| Written instruction |
Retype each line of the records below without any changes, leaving out the pictures.

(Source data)
--------

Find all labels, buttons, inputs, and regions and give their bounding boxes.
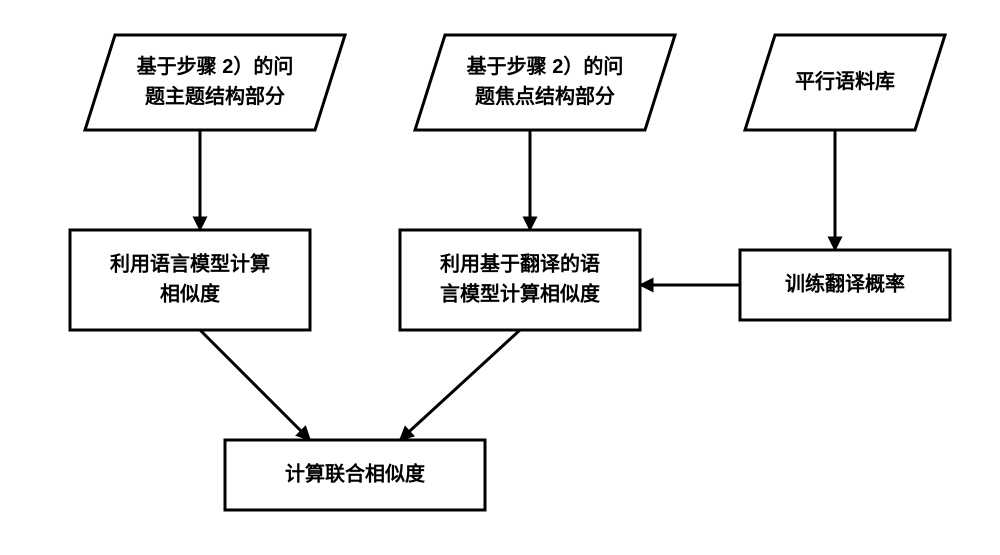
node-proc_joint: 计算联合相似度 (225, 440, 485, 510)
flowchart-canvas: 基于步骤 2）的问题主题结构部分基于步骤 2）的问题焦点结构部分平行语料库利用语… (0, 0, 1000, 555)
node-proc_lm-label-0: 利用语言模型计算 (110, 251, 270, 275)
nodes-group: 基于步骤 2）的问题主题结构部分基于步骤 2）的问题焦点结构部分平行语料库利用语… (70, 35, 950, 510)
node-input_focus-label-0: 基于步骤 2）的问 (467, 54, 624, 78)
node-proc_lm: 利用语言模型计算相似度 (70, 230, 310, 330)
node-proc_train: 训练翻译概率 (740, 250, 950, 320)
node-input_topic-label-0: 基于步骤 2）的问 (137, 54, 294, 78)
node-input_corpus: 平行语料库 (745, 35, 945, 130)
node-proc_train-label-0: 训练翻译概率 (785, 271, 905, 295)
node-input_topic: 基于步骤 2）的问题主题结构部分 (85, 35, 345, 130)
node-proc_tlm-label-0: 利用基于翻译的语 (440, 251, 600, 275)
node-input_topic-label-1: 题主题结构部分 (145, 84, 285, 108)
node-input_corpus-label-0: 平行语料库 (795, 69, 895, 93)
node-proc_joint-label-0: 计算联合相似度 (285, 461, 426, 485)
node-proc_lm-label-1: 相似度 (160, 281, 221, 305)
node-proc_tlm-label-1: 言模型计算相似度 (440, 281, 601, 305)
node-input_focus: 基于步骤 2）的问题焦点结构部分 (415, 35, 675, 130)
node-input_focus-label-1: 题焦点结构部分 (475, 84, 615, 108)
edge-proc_lm-proc_joint (200, 330, 310, 440)
node-proc_tlm: 利用基于翻译的语言模型计算相似度 (400, 230, 640, 330)
edge-proc_tlm-proc_joint (400, 330, 520, 440)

--------

| Exercise solution |
Find all labels, buttons, inputs, and regions and give their bounding boxes.
node-proc_joint: 计算联合相似度 (225, 440, 485, 510)
flowchart-canvas: 基于步骤 2）的问题主题结构部分基于步骤 2）的问题焦点结构部分平行语料库利用语… (0, 0, 1000, 555)
node-proc_lm-label-0: 利用语言模型计算 (110, 251, 270, 275)
nodes-group: 基于步骤 2）的问题主题结构部分基于步骤 2）的问题焦点结构部分平行语料库利用语… (70, 35, 950, 510)
node-input_focus-label-0: 基于步骤 2）的问 (467, 54, 624, 78)
node-proc_lm: 利用语言模型计算相似度 (70, 230, 310, 330)
node-proc_train: 训练翻译概率 (740, 250, 950, 320)
node-input_topic-label-0: 基于步骤 2）的问 (137, 54, 294, 78)
node-input_corpus: 平行语料库 (745, 35, 945, 130)
node-proc_train-label-0: 训练翻译概率 (785, 271, 905, 295)
node-input_topic: 基于步骤 2）的问题主题结构部分 (85, 35, 345, 130)
node-proc_tlm-label-0: 利用基于翻译的语 (440, 251, 600, 275)
node-input_topic-label-1: 题主题结构部分 (145, 84, 285, 108)
node-input_corpus-label-0: 平行语料库 (795, 69, 895, 93)
node-proc_joint-label-0: 计算联合相似度 (285, 461, 426, 485)
node-proc_lm-label-1: 相似度 (160, 281, 221, 305)
node-proc_tlm-label-1: 言模型计算相似度 (440, 281, 601, 305)
node-input_focus: 基于步骤 2）的问题焦点结构部分 (415, 35, 675, 130)
node-input_focus-label-1: 题焦点结构部分 (475, 84, 615, 108)
edge-proc_lm-proc_joint (200, 330, 310, 440)
node-proc_tlm: 利用基于翻译的语言模型计算相似度 (400, 230, 640, 330)
edge-proc_tlm-proc_joint (400, 330, 520, 440)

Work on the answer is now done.